● **Entries supplied**
------------------------
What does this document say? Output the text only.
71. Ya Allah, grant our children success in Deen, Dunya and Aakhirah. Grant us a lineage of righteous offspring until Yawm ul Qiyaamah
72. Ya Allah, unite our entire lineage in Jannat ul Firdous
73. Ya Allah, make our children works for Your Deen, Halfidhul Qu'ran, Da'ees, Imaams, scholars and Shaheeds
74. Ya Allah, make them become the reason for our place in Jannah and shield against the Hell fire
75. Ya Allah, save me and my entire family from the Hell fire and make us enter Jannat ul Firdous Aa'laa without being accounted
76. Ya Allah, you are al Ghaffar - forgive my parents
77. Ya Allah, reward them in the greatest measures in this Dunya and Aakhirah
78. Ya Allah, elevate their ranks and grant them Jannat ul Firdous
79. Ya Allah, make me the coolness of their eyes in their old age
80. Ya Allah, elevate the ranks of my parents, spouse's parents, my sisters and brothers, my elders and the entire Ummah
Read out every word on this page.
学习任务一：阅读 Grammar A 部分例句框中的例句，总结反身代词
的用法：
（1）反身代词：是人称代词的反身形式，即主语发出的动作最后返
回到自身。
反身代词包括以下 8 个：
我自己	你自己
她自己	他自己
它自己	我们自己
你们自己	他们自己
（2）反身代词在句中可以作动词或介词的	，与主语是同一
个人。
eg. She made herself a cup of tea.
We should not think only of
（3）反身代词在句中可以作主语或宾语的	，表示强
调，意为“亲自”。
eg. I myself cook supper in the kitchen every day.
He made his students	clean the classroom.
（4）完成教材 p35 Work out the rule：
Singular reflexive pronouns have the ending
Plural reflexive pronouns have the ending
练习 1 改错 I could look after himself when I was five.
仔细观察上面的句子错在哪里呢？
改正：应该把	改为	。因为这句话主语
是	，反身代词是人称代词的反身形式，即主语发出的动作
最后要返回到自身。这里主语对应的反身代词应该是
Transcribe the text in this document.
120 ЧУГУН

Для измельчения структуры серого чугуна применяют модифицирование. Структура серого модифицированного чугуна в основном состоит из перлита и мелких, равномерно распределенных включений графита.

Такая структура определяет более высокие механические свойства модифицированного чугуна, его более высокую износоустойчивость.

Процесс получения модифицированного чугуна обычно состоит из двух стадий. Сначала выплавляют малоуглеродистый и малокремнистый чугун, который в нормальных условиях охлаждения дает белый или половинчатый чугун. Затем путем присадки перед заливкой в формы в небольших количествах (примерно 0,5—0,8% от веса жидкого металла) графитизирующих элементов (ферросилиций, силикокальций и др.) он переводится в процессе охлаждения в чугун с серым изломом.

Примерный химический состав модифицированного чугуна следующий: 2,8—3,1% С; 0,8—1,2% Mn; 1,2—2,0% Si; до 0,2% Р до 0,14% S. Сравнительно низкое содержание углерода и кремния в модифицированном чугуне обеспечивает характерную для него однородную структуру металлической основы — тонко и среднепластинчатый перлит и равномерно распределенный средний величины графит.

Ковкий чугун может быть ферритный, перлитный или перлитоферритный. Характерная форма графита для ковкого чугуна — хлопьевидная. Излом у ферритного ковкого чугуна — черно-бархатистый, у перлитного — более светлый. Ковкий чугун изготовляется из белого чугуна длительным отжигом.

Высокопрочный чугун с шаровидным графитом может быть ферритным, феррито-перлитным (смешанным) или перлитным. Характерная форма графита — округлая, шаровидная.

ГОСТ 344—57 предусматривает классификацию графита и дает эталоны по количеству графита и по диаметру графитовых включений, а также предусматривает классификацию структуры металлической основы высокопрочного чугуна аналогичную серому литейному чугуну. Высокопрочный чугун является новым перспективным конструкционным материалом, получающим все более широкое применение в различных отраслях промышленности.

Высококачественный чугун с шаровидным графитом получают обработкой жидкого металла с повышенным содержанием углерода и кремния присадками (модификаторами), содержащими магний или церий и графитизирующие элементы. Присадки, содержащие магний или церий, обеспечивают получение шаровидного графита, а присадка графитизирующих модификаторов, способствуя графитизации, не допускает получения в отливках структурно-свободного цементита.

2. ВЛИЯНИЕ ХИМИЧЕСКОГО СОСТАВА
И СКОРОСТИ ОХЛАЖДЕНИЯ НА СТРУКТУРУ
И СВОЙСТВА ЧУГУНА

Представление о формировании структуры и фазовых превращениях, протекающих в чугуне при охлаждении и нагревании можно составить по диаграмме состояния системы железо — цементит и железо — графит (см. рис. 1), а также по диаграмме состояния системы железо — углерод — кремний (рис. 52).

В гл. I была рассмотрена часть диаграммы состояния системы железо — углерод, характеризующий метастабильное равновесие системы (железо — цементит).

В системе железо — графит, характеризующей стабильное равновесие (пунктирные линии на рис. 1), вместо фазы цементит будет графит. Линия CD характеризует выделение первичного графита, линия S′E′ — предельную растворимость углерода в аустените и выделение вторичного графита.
------------------------
● **Task directions**
Scan the material above. Copy each line where "every" occurs.

● **Final answer**
Read out every word on this page.
eg. I myself cook supper in the kitchen every day.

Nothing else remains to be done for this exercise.